Aim> Copy out all the records exactly.

────

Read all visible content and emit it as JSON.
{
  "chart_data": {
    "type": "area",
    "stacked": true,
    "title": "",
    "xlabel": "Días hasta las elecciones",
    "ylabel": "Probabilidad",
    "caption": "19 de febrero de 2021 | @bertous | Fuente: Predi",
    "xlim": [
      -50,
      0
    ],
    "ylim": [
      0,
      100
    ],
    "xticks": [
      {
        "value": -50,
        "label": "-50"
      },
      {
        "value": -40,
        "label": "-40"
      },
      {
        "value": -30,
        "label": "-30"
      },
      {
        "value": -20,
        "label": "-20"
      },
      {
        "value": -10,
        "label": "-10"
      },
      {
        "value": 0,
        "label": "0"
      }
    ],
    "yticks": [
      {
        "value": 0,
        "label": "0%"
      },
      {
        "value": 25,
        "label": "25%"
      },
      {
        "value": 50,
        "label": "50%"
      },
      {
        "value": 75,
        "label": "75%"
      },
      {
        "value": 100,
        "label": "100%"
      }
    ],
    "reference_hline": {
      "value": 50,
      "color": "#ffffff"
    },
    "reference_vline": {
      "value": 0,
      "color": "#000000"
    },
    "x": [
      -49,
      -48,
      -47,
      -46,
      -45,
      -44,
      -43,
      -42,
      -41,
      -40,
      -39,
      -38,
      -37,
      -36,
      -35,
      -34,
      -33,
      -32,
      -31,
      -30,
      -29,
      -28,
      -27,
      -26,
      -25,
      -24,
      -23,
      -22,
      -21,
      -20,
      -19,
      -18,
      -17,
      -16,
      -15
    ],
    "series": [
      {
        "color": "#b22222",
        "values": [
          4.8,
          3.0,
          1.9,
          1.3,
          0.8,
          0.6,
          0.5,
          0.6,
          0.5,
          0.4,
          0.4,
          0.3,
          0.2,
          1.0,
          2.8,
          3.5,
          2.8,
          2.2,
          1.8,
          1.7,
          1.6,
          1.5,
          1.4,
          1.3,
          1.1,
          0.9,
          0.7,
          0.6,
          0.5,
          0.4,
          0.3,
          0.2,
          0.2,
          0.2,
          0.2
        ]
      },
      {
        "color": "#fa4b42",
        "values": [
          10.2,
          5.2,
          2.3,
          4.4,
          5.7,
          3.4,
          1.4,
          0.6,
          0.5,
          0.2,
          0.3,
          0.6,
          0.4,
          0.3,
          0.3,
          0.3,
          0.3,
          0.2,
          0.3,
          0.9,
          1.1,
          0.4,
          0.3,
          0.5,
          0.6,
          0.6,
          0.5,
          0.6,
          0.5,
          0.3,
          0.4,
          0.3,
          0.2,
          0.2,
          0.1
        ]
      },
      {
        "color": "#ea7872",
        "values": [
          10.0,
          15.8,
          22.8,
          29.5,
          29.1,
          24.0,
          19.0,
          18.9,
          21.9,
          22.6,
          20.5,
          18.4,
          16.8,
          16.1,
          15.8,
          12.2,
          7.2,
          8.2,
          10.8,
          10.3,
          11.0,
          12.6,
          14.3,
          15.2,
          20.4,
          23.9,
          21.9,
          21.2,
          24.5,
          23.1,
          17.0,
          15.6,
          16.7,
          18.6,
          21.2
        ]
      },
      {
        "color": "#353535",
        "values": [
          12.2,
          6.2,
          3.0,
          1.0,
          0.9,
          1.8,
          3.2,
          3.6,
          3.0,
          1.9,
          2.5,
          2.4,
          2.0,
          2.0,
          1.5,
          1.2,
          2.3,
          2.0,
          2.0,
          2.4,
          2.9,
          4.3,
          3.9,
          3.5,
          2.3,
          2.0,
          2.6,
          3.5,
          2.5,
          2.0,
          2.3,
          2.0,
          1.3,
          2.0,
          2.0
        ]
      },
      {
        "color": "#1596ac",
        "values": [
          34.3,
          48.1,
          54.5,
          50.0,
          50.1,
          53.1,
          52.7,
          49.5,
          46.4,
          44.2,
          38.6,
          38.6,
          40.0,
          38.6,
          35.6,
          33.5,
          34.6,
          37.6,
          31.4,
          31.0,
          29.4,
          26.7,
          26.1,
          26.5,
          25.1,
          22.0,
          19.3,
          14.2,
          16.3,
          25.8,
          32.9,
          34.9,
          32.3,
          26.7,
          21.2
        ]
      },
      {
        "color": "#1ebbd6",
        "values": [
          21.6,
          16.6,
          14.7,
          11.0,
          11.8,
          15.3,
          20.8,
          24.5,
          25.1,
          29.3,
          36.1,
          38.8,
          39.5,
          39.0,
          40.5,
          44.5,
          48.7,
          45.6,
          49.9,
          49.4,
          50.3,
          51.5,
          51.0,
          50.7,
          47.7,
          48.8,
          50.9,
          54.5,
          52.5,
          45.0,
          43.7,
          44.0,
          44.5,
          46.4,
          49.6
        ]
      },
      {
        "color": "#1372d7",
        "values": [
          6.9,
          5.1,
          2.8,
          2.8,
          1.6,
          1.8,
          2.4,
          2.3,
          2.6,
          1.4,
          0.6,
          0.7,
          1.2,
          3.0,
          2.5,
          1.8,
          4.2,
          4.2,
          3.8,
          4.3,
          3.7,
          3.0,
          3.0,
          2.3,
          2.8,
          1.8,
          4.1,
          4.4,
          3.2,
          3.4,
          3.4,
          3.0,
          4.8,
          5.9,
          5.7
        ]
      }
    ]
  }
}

────

Task output>
Read all visible content and emit it as JSON.
{
  "chart_data": {
    "type": "area",
    "stacked": true,
    "title": "",
    "xlabel": "Días hasta las elecciones",
    "ylabel": "Probabilidad",
    "caption": "19 de febrero de 2021 | @bertous | Fuente: Predi",
    "xlim": [
      -50,
      0
    ],
    "ylim": [
      0,
      100
    ],
    "xticks": [
      {
        "value": -50,
        "label": "-50"
      },
      {
        "value": -40,
        "label": "-40"
      },
      {
        "value": -30,
        "label": "-30"
      },
      {
        "value": -20,
        "label": "-20"
      },
      {
        "value": -10,
        "label": "-10"
      },
      {
        "value": 0,
        "label": "0"
      }
    ],
    "yticks": [
      {
        "value": 0,
        "label": "0%"
      },
      {
        "value": 25,
        "label": "25%"
      },
      {
        "value": 50,
        "label": "50%"
      },
      {
        "value": 75,
        "label": "75%"
      },
      {
        "value": 100,
        "label": "100%"
      }
    ],
    "reference_hline": {
      "value": 50,
      "color": "#ffffff"
    },
    "reference_vline": {
      "value": 0,
      "color": "#000000"
    },
    "x": [
      -49,
      -48,
      -47,
      -46,
      -45,
      -44,
      -43,
      -42,
      -41,
      -40,
      -39,
      -38,
      -37,
      -36,
      -35,
      -34,
      -33,
      -32,
      -31,
      -30,
      -29,
      -28,
      -27,
      -26,
      -25,
      -24,
      -23,
      -22,
      -21,
      -20,
      -19,
      -18,
      -17,
      -16,
      -15
    ],
    "series": [
      {
        "color": "#b22222",
        "values": [
          4.8,
          3.0,
          1.9,
          1.3,
          0.8,
          0.6,
          0.5,
          0.6,
          0.5,
          0.4,
          0.4,
          0.3,
          0.2,
          1.0,
          2.8,
          3.5,
          2.8,
          2.2,
          1.8,
          1.7,
          1.6,
          1.5,
          1.4,
          1.3,
          1.1,
          0.9,
          0.7,
          0.6,
          0.5,
          0.4,
          0.3,
          0.2,
          0.2,
          0.2,
          0.2
        ]
      },
      {
        "color": "#fa4b42",
        "values": [
          10.2,
          5.2,
          2.3,
          4.4,
          5.7,
          3.4,
          1.4,
          0.6,
          0.5,
          0.2,
          0.3,
          0.6,
          0.4,
          0.3,
          0.3,
          0.3,
          0.3,
          0.2,
          0.3,
          0.9,
          1.1,
          0.4,
          0.3,
          0.5,
          0.6,
          0.6,
          0.5,
          0.6,
          0.5,
          0.3,
          0.4,
          0.3,
          0.2,
          0.2,
          0.1
        ]
      },
      {
        "color": "#ea7872",
        "values": [
          10.0,
          15.8,
          22.8,
          29.5,
          29.1,
          24.0,
          19.0,
          18.9,
          21.9,
          22.6,
          20.5,
          18.4,
          16.8,
          16.1,
          15.8,
          12.2,
          7.2,
          8.2,
          10.8,
          10.3,
          11.0,
          12.6,
          14.3,
          15.2,
          20.4,
          23.9,
          21.9,
          21.2,
          24.5,
          23.1,
          17.0,
          15.6,
          16.7,
          18.6,
          21.2
        ]
      },
      {
        "color": "#353535",
        "values": [
          12.2,
          6.2,
          3.0,
          1.0,
          0.9,
          1.8,
          3.2,
          3.6,
          3.0,
          1.9,
          2.5,
          2.4,
          2.0,
          2.0,
          1.5,
          1.2,
          2.3,
          2.0,
          2.0,
          2.4,
          2.9,
          4.3,
          3.9,
          3.5,
          2.3,
          2.0,
          2.6,
          3.5,
          2.5,
          2.0,
          2.3,
          2.0,
          1.3,
          2.0,
          2.0
        ]
      },
      {
        "color": "#1596ac",
        "values": [
          34.3,
          48.1,
          54.5,
          50.0,
          50.1,
          53.1,
          52.7,
          49.5,
          46.4,
          44.2,
          38.6,
          38.6,
          40.0,
          38.6,
          35.6,
          33.5,
          34.6,
          37.6,
          31.4,
          31.0,
          29.4,
          26.7,
          26.1,
          26.5,
          25.1,
          22.0,
          19.3,
          14.2,
          16.3,
          25.8,
          32.9,
          34.9,
          32.3,
          26.7,
          21.2
        ]
      },
      {
        "color": "#1ebbd6",
        "values": [
          21.6,
          16.6,
          14.7,
          11.0,
          11.8,
          15.3,
          20.8,
          24.5,
          25.1,
          29.3,
          36.1,
          38.8,
          39.5,
          39.0,
          40.5,
          44.5,
          48.7,
          45.6,
          49.9,
          49.4,
          50.3,
          51.5,
          51.0,
          50.7,
          47.7,
          48.8,
          50.9,
          54.5,
          52.5,
          45.0,
          43.7,
          44.0,
          44.5,
          46.4,
          49.6
        ]
      },
      {
        "color": "#1372d7",
        "values": [
          6.9,
          5.1,
          2.8,
          2.8,
          1.6,
          1.8,
          2.4,
          2.3,
          2.6,
          1.4,
          0.6,
          0.7,
          1.2,
          3.0,
          2.5,
          1.8,
          4.2,
          4.2,
          3.8,
          4.3,
          3.7,
          3.0,
          3.0,
          2.3,
          2.8,
          1.8,
          4.1,
          4.4,
          3.2,
          3.4,
          3.4,
          3.0,
          4.8,
          5.9,
          5.7
        ]
      }
    ]
  }
}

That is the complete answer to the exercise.